### OBJECTIVE:
Make an exact copy of all the entries, but do not reproduce the pictures.

Stored data

--

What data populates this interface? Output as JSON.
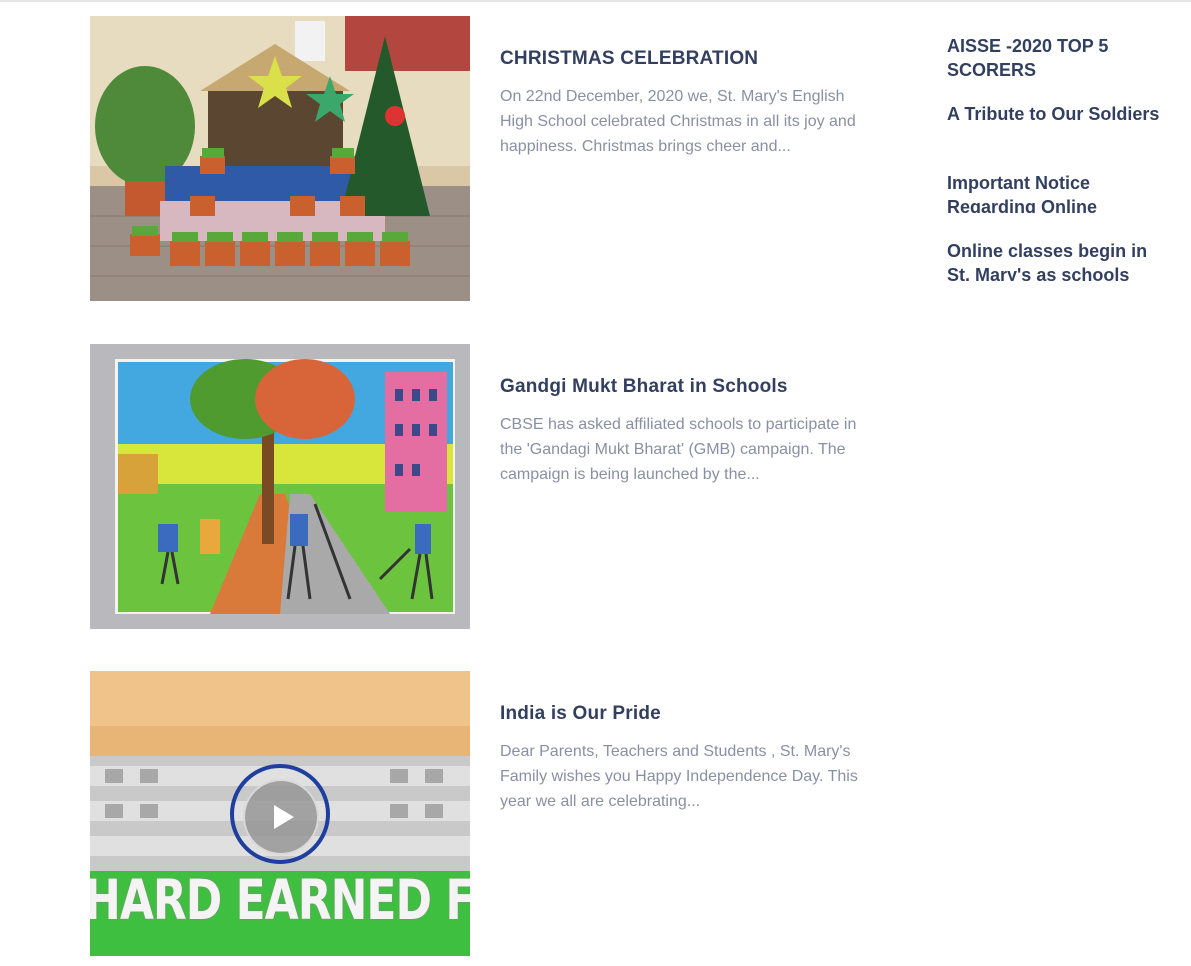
{
  "posts": [
    {
      "title": "CHRISTMAS CELEBRATION",
      "excerpt": "On 22nd December, 2020 we, St. Mary's English High School celebrated Christmas in all its joy and happiness. Christmas brings cheer and...",
      "image": "christmas-crib-photo"
    },
    {
      "title": "Gandgi Mukt Bharat in Schools",
      "excerpt": "CBSE has asked affiliated schools to participate in the 'Gandagi Mukt Bharat' (GMB) campaign. The campaign is being launched by the...",
      "image": "cleanliness-drawing"
    },
    {
      "title": "India is Our Pride",
      "excerpt": "Dear Parents, Teachers and Students , St. Mary's Family wishes you Happy Independence Day. This year we all are celebrating...",
      "image": "independence-day-video",
      "video_caption": "HARD EARNED FREEDOM",
      "play_icon": "play-icon"
    }
  ],
  "sidebar": {
    "items": [
      {
        "label": "AISSE -2020 TOP 5 SCORERS"
      },
      {
        "label": "A Tribute to Our Soldiers"
      },
      {
        "label": "Important Notice Regarding Online Classes"
      },
      {
        "label": "Online classes begin in St. Mary's as schools remain closed"
      }
    ]
  },
  "colors": {
    "title": "#333f5f",
    "excerpt": "#8a90a3",
    "background": "#ffffff"
  }
}
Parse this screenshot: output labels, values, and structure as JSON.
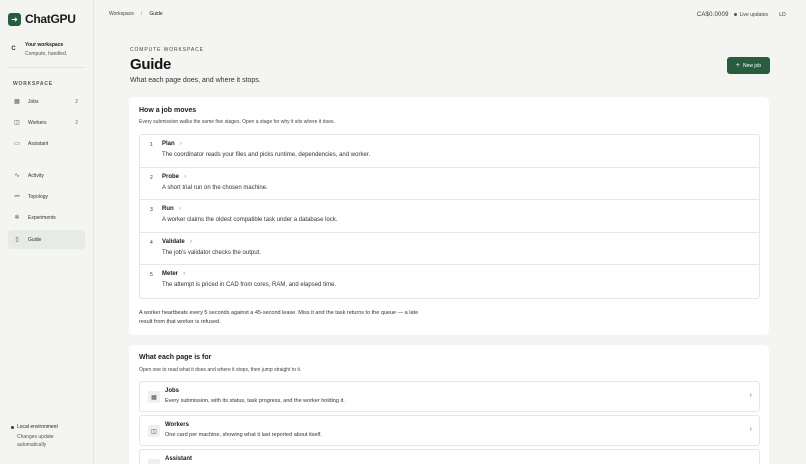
{
  "brand": {
    "name": "ChatGPU",
    "icon": "arrow-right-icon"
  },
  "workspace": {
    "avatar": "C",
    "title": "Your workspace",
    "subtitle": "Compute, handled."
  },
  "sidebar": {
    "section_label": "WORKSPACE",
    "items": [
      {
        "label": "Jobs",
        "count": "2",
        "icon": "grid-icon"
      },
      {
        "label": "Workers",
        "count": "2",
        "icon": "layers-icon"
      },
      {
        "label": "Assistant",
        "icon": "chat-icon"
      },
      {
        "label": "Activity",
        "icon": "pulse-icon"
      },
      {
        "label": "Topology",
        "icon": "link-icon"
      },
      {
        "label": "Experiments",
        "icon": "flask-icon"
      },
      {
        "label": "Guide",
        "icon": "book-icon"
      }
    ],
    "env": {
      "title": "Local environment",
      "line1": "Changes update",
      "line2": "automatically"
    }
  },
  "topbar": {
    "crumbs": [
      "Workspace",
      "Guide"
    ],
    "separator": "/",
    "balance": "CA$0.0009",
    "live": "Live updates",
    "user": "LD"
  },
  "header": {
    "eyebrow": "COMPUTE WORKSPACE",
    "title": "Guide",
    "subtitle": "What each page does, and where it stops.",
    "new_job": "New job"
  },
  "job_card": {
    "title": "How a job moves",
    "subtitle": "Every submission walks the same five stages. Open a stage for why it sits where it does.",
    "info_glyph": "?",
    "steps": [
      {
        "num": "1",
        "name": "Plan",
        "desc": "The coordinator reads your files and picks runtime, dependencies, and worker."
      },
      {
        "num": "2",
        "name": "Probe",
        "desc": "A short trial run on the chosen machine."
      },
      {
        "num": "3",
        "name": "Run",
        "desc": "A worker claims the oldest compatible task under a database lock."
      },
      {
        "num": "4",
        "name": "Validate",
        "desc": "The job's validator checks the output."
      },
      {
        "num": "5",
        "name": "Meter",
        "desc": "The attempt is priced in CAD from cores, RAM, and elapsed time."
      }
    ],
    "note": "A worker heartbeats every 5 seconds against a 45-second lease. Miss it and the task returns to the queue — a late result from that worker is refused."
  },
  "pages_card": {
    "title": "What each page is for",
    "subtitle": "Open one to read what it does and where it stops, then jump straight to it.",
    "pages": [
      {
        "name": "Jobs",
        "desc": "Every submission, with its status, task progress, and the worker holding it.",
        "icon": "grid-icon"
      },
      {
        "name": "Workers",
        "desc": "One card per machine, showing what it last reported about itself.",
        "icon": "layers-icon"
      },
      {
        "name": "Assistant",
        "desc": "",
        "icon": "chat-icon"
      }
    ]
  }
}
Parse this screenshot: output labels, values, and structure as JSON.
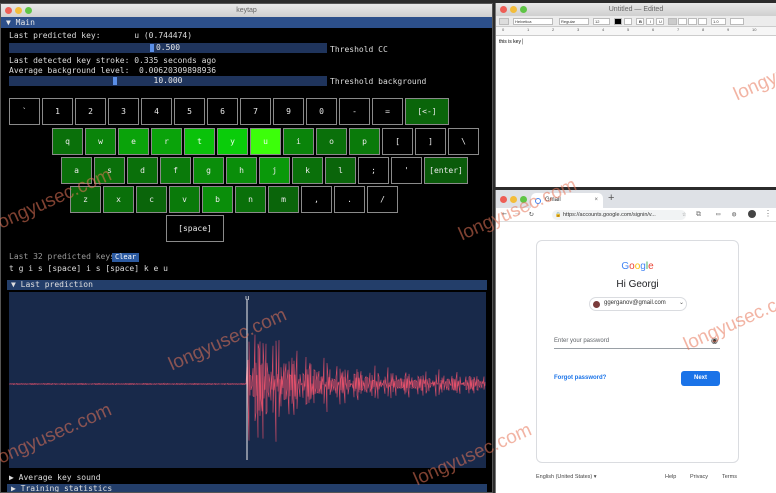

--

### RESPONSE FOR THIS EXERCISE:
What data populates this interface? Output as JSON.
{
  "posts": [
    {
      "title": "CHRISTMAS CELEBRATION",
      "excerpt": "On 22nd December, 2020 we, St. Mary's English High School celebrated Christmas in all its joy and happiness. Christmas brings cheer and...",
      "image": "christmas-crib-photo"
    },
    {
      "title": "Gandgi Mukt Bharat in Schools",
      "excerpt": "CBSE has asked affiliated schools to participate in the 'Gandagi Mukt Bharat' (GMB) campaign. The campaign is being launched by the...",
      "image": "cleanliness-drawing"
    },
    {
      "title": "India is Our Pride",
      "excerpt": "Dear Parents, Teachers and Students , St. Mary's Family wishes you Happy Independence Day. This year we all are celebrating...",
      "image": "independence-day-video",
      "video_caption": "HARD EARNED FREEDOM",
      "play_icon": "play-icon"
    }
  ],
  "sidebar": {
    "items": [
      {
        "label": "AISSE -2020 TOP 5 SCORERS"
      },
      {
        "label": "A Tribute to Our Soldiers"
      },
      {
        "label": "Important Notice Regarding Online Classes"
      },
      {
        "label": "Online classes begin in St. Mary's as schools remain closed"
      }
    ]
  },
  "colors": {
    "title": "#333f5f",
    "excerpt": "#8a90a3",
    "background": "#ffffff"
  }
}
Parse this screenshot: output labels, values, and structure as JSON.
{
  "brand": {
    "name": "ChatGPU",
    "icon": "arrow-right-icon"
  },
  "workspace": {
    "avatar": "C",
    "title": "Your workspace",
    "subtitle": "Compute, handled."
  },
  "sidebar": {
    "section_label": "WORKSPACE",
    "items": [
      {
        "label": "Jobs",
        "count": "2",
        "icon": "grid-icon"
      },
      {
        "label": "Workers",
        "count": "2",
        "icon": "layers-icon"
      },
      {
        "label": "Assistant",
        "icon": "chat-icon"
      },
      {
        "label": "Activity",
        "icon": "pulse-icon"
      },
      {
        "label": "Topology",
        "icon": "link-icon"
      },
      {
        "label": "Experiments",
        "icon": "flask-icon"
      },
      {
        "label": "Guide",
        "icon": "book-icon"
      }
    ],
    "env": {
      "title": "Local environment",
      "line1": "Changes update",
      "line2": "automatically"
    }
  },
  "topbar": {
    "crumbs": [
      "Workspace",
      "Guide"
    ],
    "separator": "/",
    "balance": "CA$0.0009",
    "live": "Live updates",
    "user": "LD"
  },
  "header": {
    "eyebrow": "COMPUTE WORKSPACE",
    "title": "Guide",
    "subtitle": "What each page does, and where it stops.",
    "new_job": "New job"
  },
  "job_card": {
    "title": "How a job moves",
    "subtitle": "Every submission walks the same five stages. Open a stage for why it sits where it does.",
    "info_glyph": "?",
    "steps": [
      {
        "num": "1",
        "name": "Plan",
        "desc": "The coordinator reads your files and picks runtime, dependencies, and worker."
      },
      {
        "num": "2",
        "name": "Probe",
        "desc": "A short trial run on the chosen machine."
      },
      {
        "num": "3",
        "name": "Run",
        "desc": "A worker claims the oldest compatible task under a database lock."
      },
      {
        "num": "4",
        "name": "Validate",
        "desc": "The job's validator checks the output."
      },
      {
        "num": "5",
        "name": "Meter",
        "desc": "The attempt is priced in CAD from cores, RAM, and elapsed time."
      }
    ],
    "note": "A worker heartbeats every 5 seconds against a 45-second lease. Miss it and the task returns to the queue — a late result from that worker is refused."
  },
  "pages_card": {
    "title": "What each page is for",
    "subtitle": "Open one to read what it does and where it stops, then jump straight to it.",
    "pages": [
      {
        "name": "Jobs",
        "desc": "Every submission, with its status, task progress, and the worker holding it.",
        "icon": "grid-icon"
      },
      {
        "name": "Workers",
        "desc": "One card per machine, showing what it last reported about itself.",
        "icon": "layers-icon"
      },
      {
        "name": "Assistant",
        "desc": "",
        "icon": "chat-icon"
      }
    ]
  }
}
Parse this screenshot: output labels, values, and structure as JSON.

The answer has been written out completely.